**Exercise requirements**
Locate the lines of the listing below that hold "true", then copy each of them.

— START Records provided —

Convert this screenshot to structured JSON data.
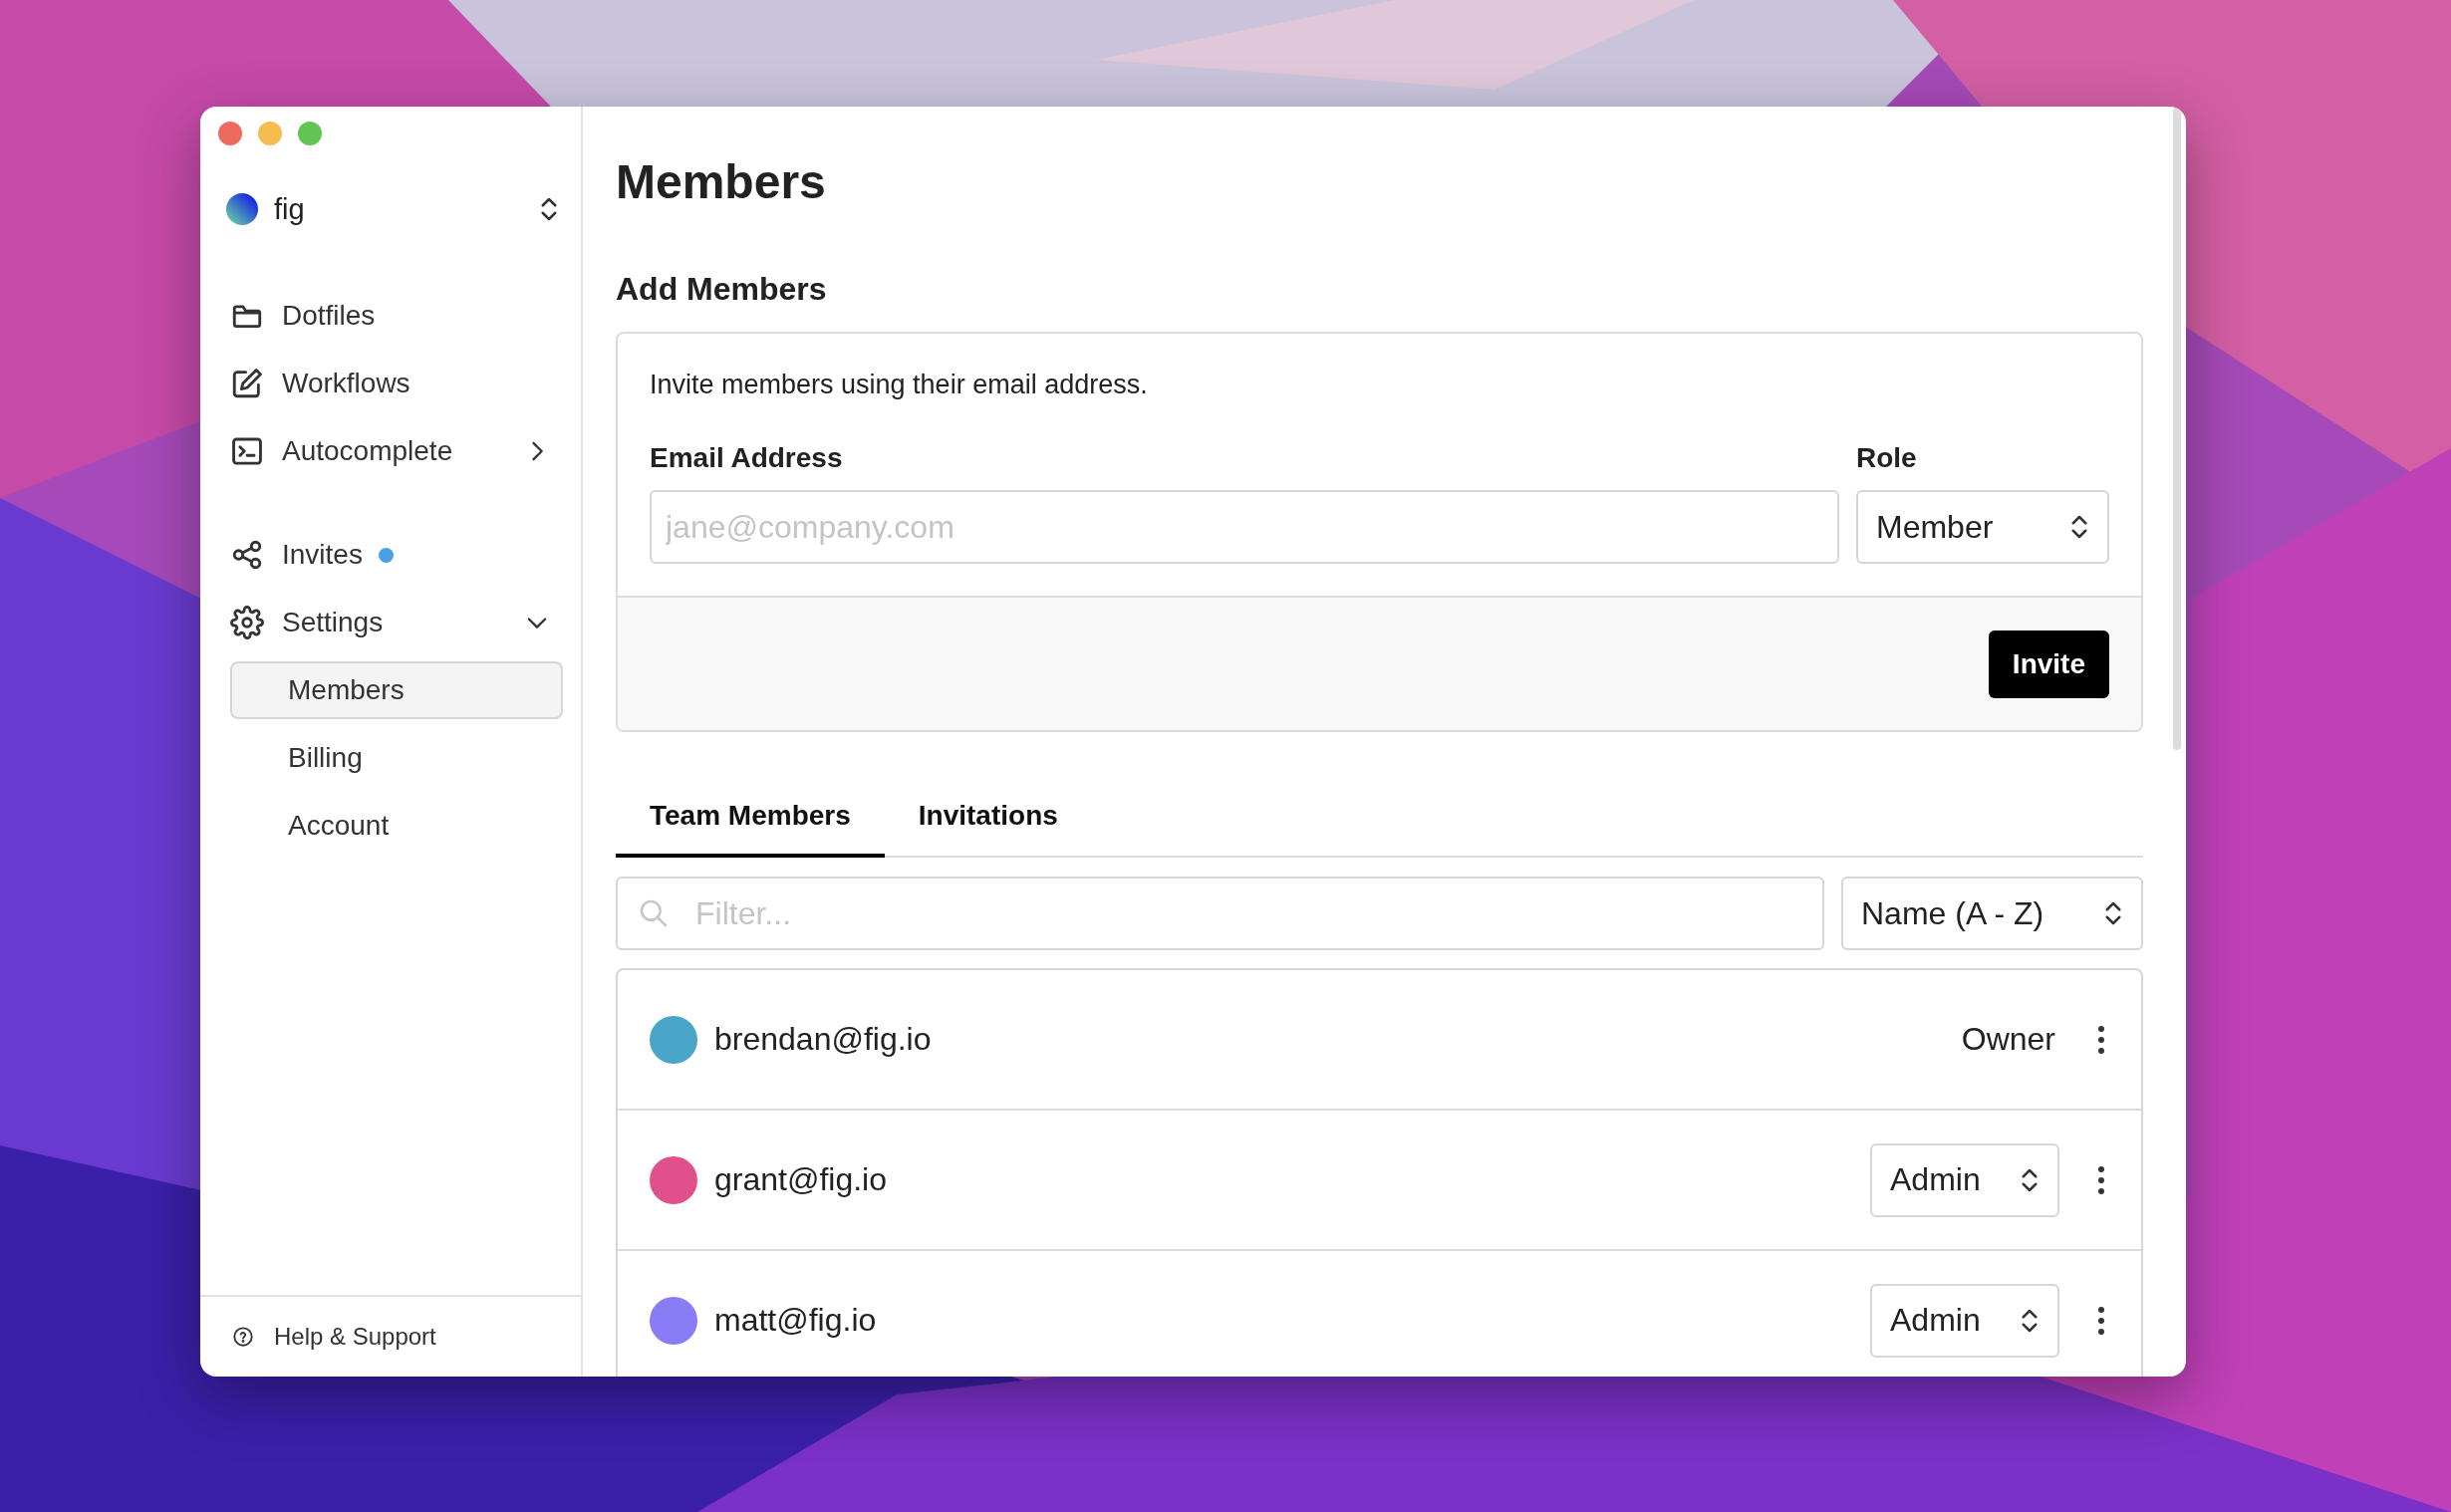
{
  "workspace": {
    "name": "fig"
  },
  "sidebar": {
    "groups": [
      {
        "items": [
          {
            "label": "Dotfiles"
          },
          {
            "label": "Workflows"
          },
          {
            "label": "Autocomplete",
            "expanded": false
          }
        ]
      },
      {
        "items": [
          {
            "label": "Invites",
            "unread": true
          },
          {
            "label": "Settings",
            "expanded": true,
            "children": [
              {
                "label": "Members",
                "selected": true
              },
              {
                "label": "Billing",
                "selected": false
              },
              {
                "label": "Account",
                "selected": false
              }
            ]
          }
        ]
      }
    ],
    "footer": {
      "label": "Help & Support"
    }
  },
  "main": {
    "title": "Members",
    "add_members": {
      "heading": "Add Members",
      "description": "Invite members using their email address.",
      "email_field": {
        "label": "Email Address",
        "placeholder": "jane@company.com"
      },
      "role_field": {
        "label": "Role",
        "value": "Member"
      },
      "submit": "Invite"
    },
    "tabs": [
      {
        "label": "Team Members",
        "selected": true
      },
      {
        "label": "Invitations",
        "selected": false
      }
    ],
    "filter": {
      "placeholder": "Filter..."
    },
    "sort": {
      "value": "Name (A - Z)"
    },
    "members": [
      {
        "email": "brendan@fig.io",
        "role": "Owner",
        "kind": "fixed",
        "color": "#4aa6c9"
      },
      {
        "email": "grant@fig.io",
        "role": "Admin",
        "kind": "select",
        "color": "#e0508a"
      },
      {
        "email": "matt@fig.io",
        "role": "Admin",
        "kind": "select",
        "color": "#8a7cf5"
      }
    ]
  }
}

— END Records provided —

**Expected answer**
            "unread": true
            "expanded": true,
                "selected": true
        "selected": true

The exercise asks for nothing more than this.